Entries from a dataset
* * * *
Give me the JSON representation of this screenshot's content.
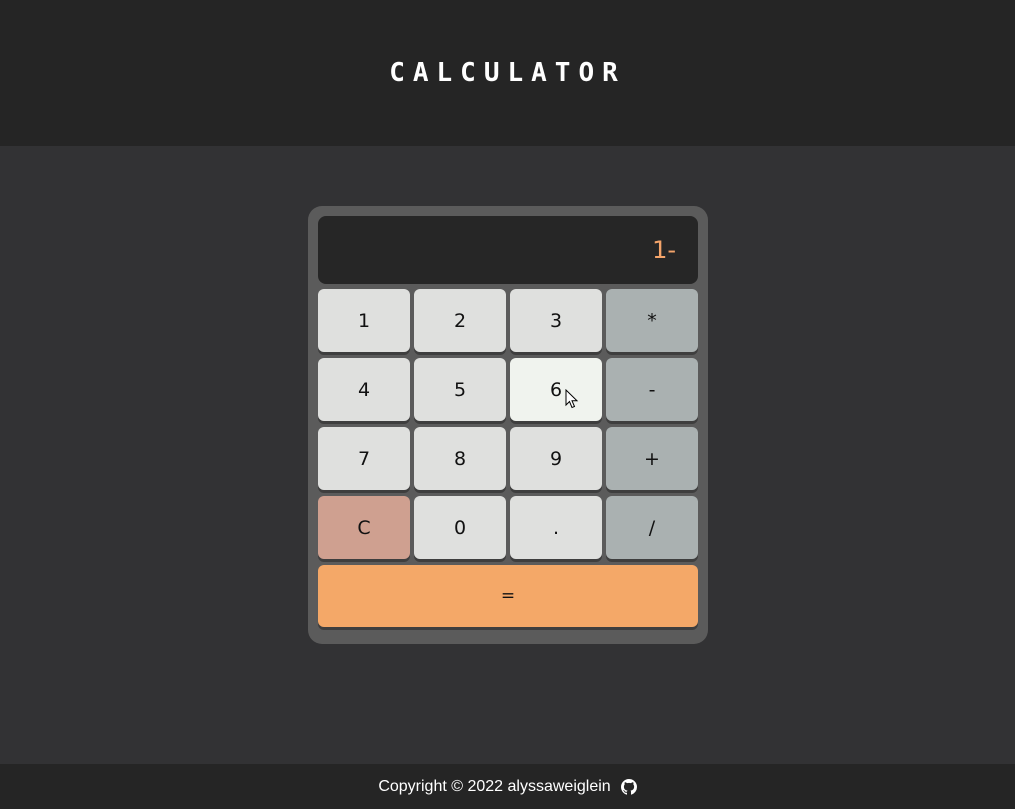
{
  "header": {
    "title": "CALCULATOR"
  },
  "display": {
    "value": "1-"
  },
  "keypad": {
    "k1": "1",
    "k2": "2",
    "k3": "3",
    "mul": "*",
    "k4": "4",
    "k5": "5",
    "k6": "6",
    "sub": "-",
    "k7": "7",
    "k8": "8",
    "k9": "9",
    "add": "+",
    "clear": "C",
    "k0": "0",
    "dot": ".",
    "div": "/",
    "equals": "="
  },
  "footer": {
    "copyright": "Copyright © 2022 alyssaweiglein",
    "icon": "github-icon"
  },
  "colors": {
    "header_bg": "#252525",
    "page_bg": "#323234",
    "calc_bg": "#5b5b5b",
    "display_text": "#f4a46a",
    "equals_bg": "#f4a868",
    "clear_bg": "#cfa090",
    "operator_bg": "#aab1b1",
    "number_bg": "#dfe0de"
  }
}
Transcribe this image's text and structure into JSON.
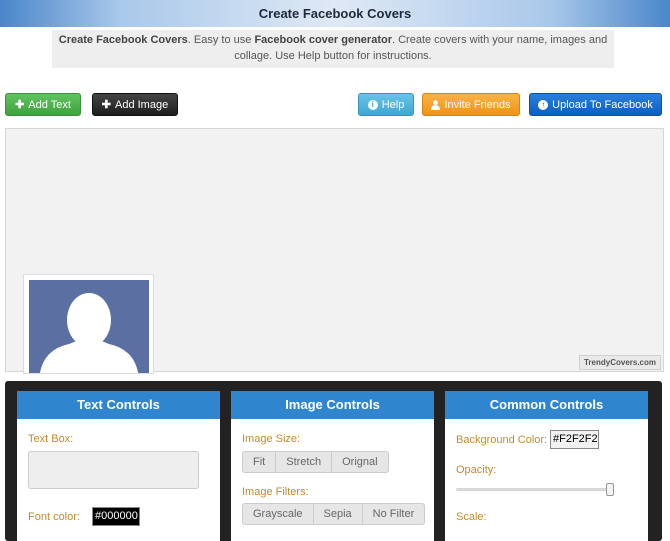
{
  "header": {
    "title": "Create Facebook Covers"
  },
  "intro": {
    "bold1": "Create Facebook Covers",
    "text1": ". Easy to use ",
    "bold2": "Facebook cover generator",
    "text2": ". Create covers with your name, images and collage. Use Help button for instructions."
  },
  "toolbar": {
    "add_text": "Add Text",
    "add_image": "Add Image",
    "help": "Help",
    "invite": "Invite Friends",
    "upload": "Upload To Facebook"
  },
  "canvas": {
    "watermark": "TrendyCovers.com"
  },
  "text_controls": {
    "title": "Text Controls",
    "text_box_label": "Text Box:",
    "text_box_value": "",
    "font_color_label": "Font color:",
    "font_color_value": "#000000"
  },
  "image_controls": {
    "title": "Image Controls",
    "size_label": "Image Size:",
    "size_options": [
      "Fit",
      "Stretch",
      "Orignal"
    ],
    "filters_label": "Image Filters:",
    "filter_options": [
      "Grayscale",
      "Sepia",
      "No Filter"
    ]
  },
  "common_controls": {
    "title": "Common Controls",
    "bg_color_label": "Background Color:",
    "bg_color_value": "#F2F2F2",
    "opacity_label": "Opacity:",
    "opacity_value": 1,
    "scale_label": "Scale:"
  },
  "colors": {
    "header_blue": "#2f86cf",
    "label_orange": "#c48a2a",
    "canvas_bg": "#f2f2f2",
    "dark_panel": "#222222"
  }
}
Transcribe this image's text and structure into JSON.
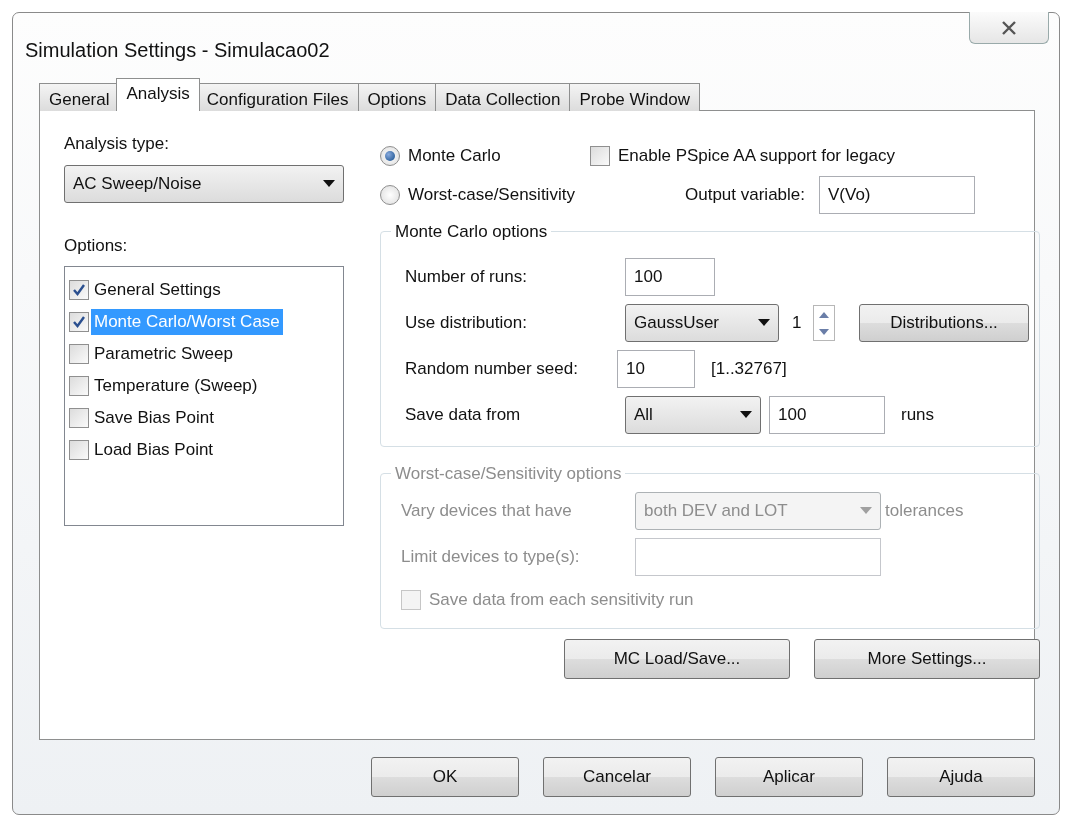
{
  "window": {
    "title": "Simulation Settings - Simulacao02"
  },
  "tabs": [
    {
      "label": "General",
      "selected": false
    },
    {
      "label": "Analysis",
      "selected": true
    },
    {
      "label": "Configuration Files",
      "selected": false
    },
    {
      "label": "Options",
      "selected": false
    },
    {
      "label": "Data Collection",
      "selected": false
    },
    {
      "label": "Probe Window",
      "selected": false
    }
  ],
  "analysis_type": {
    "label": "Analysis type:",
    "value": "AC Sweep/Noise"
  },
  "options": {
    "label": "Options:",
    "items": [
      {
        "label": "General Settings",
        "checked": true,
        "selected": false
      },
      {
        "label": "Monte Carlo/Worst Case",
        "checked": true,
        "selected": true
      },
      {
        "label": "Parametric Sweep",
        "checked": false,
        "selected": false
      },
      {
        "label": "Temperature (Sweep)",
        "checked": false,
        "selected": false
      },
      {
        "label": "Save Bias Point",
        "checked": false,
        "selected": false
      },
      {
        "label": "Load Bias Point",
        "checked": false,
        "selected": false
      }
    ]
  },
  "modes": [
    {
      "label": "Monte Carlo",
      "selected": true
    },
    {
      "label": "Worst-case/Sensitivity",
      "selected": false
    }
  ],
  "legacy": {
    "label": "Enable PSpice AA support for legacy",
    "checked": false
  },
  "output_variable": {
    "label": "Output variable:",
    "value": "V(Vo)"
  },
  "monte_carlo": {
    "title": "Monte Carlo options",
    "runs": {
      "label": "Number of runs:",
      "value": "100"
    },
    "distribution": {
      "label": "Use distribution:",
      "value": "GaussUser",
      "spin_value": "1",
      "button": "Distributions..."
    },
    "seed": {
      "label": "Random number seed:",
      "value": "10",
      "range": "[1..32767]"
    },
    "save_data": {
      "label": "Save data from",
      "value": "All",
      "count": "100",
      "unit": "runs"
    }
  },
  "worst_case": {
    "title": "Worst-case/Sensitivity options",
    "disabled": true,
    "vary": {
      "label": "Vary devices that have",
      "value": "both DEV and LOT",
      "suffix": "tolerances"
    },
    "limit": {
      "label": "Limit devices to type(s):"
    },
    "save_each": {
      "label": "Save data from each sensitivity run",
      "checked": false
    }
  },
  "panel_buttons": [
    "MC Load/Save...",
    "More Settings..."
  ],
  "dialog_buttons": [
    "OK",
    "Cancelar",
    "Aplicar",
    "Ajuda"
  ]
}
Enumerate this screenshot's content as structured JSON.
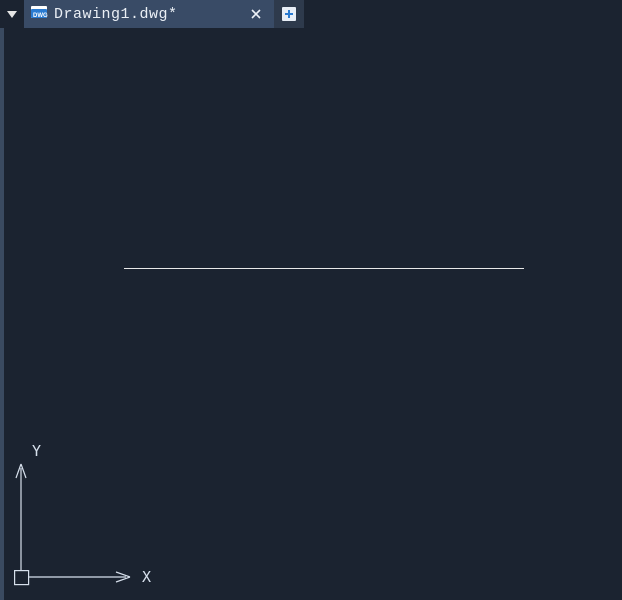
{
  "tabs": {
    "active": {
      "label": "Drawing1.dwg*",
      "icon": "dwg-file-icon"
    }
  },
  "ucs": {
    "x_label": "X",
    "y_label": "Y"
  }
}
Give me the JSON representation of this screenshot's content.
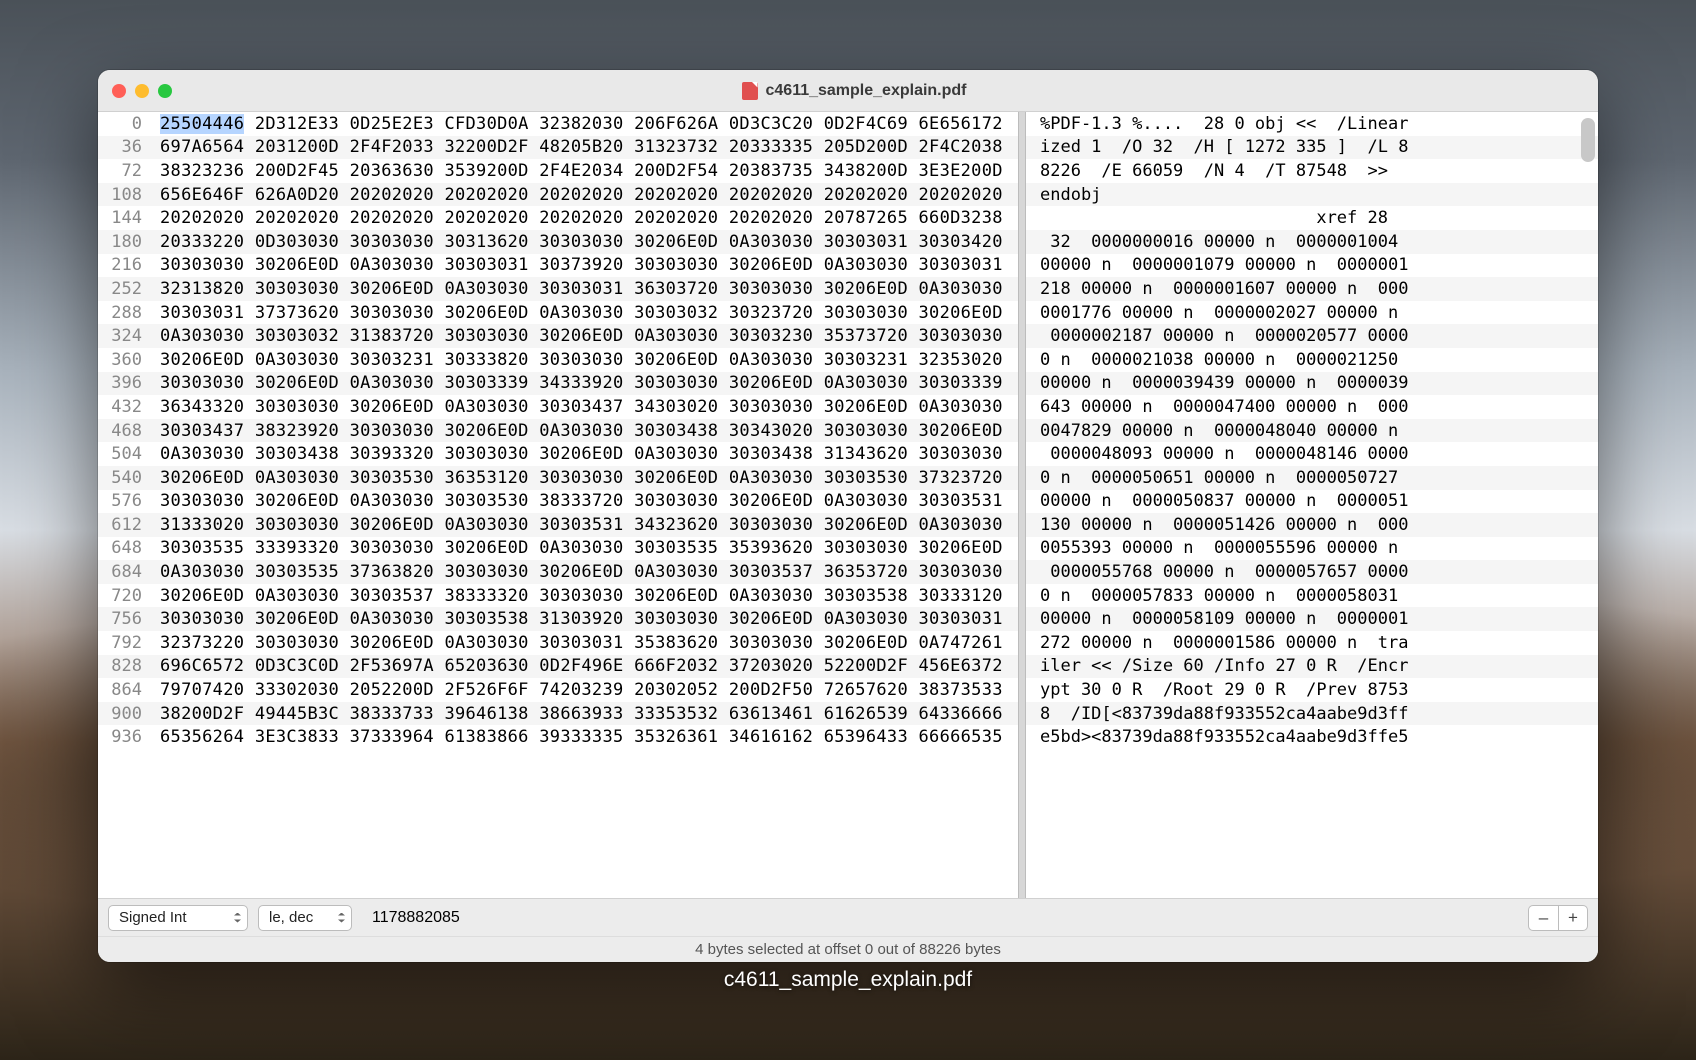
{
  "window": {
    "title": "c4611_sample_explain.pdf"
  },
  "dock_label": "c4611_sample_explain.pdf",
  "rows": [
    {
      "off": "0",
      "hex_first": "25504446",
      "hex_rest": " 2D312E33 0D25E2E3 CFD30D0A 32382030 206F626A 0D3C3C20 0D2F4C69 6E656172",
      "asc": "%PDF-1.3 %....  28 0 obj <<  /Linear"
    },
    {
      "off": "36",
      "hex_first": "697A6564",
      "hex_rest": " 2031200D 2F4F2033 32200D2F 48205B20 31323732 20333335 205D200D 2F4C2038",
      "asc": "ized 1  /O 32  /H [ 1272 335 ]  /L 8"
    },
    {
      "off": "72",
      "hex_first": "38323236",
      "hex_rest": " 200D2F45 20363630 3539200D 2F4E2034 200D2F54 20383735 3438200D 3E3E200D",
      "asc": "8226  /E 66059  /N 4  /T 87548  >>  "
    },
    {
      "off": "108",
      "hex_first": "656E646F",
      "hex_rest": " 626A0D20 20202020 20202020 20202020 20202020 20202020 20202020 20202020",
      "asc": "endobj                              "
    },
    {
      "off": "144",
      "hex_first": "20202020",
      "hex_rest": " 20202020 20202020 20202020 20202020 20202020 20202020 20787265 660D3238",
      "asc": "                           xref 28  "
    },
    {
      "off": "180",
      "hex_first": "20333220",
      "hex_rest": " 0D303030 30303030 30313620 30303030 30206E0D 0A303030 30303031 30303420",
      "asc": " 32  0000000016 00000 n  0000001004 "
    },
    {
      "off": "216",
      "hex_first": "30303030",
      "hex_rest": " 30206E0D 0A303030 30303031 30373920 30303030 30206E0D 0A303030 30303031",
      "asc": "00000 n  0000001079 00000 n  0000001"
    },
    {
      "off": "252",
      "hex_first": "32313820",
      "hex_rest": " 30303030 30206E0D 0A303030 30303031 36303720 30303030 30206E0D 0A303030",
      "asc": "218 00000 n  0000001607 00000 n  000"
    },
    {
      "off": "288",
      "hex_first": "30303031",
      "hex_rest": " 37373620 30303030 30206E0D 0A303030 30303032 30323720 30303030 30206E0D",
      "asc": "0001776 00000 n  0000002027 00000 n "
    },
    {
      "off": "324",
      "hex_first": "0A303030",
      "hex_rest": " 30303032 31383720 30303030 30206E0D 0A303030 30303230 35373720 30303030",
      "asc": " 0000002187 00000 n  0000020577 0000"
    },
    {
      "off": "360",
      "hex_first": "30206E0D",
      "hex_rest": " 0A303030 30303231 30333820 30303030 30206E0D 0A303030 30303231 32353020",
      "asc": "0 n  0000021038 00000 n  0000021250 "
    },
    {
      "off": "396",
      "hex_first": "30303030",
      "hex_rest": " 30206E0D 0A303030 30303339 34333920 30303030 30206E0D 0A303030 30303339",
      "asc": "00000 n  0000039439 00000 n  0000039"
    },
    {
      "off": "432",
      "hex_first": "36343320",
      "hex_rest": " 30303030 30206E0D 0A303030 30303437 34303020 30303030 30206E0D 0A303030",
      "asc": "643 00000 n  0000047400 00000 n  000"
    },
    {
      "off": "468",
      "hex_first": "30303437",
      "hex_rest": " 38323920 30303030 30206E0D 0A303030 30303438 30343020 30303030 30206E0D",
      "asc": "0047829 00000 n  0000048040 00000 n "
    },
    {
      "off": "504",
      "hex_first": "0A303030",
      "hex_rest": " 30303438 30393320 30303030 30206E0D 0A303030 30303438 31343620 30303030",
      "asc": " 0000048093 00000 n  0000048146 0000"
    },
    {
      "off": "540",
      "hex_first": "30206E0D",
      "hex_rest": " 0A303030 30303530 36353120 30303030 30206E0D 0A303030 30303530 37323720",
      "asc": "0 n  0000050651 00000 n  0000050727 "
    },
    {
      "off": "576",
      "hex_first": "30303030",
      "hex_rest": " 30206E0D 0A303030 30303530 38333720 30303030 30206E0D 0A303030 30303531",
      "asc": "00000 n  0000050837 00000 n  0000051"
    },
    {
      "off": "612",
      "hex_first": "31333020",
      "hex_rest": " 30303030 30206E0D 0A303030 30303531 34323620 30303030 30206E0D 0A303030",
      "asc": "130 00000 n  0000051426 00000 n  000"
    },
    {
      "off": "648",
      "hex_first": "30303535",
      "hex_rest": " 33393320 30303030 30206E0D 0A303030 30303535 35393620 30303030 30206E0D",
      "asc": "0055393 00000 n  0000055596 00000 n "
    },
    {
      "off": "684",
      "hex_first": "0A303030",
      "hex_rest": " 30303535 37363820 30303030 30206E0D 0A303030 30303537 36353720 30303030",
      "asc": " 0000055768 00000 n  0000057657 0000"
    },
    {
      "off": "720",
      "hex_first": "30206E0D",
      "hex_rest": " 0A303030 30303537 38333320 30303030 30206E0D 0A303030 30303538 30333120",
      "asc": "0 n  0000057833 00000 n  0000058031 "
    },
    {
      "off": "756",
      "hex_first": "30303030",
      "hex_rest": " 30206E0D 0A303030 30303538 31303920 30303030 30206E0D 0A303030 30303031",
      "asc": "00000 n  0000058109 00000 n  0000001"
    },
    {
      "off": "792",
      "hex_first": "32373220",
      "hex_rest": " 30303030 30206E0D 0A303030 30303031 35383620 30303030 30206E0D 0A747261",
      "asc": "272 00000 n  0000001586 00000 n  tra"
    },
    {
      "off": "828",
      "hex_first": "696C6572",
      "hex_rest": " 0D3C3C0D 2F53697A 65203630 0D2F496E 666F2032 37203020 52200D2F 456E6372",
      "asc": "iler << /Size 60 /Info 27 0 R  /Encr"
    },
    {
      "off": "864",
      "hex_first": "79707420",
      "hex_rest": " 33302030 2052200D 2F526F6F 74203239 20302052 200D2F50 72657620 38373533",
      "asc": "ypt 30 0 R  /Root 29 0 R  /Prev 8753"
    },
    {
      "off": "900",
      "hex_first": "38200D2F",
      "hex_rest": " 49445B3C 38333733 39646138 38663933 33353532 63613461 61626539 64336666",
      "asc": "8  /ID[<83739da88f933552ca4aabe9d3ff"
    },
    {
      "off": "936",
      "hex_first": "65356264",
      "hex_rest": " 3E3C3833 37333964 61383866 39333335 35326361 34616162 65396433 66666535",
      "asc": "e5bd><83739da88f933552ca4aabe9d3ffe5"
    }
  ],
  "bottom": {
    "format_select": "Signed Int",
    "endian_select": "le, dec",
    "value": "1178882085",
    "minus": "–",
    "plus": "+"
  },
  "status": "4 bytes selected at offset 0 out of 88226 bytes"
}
* * * *
Pull every line containing the word "legacy" out of the entries above.

  "legacy": {
    "label": "Enable PSpice AA support for legacy",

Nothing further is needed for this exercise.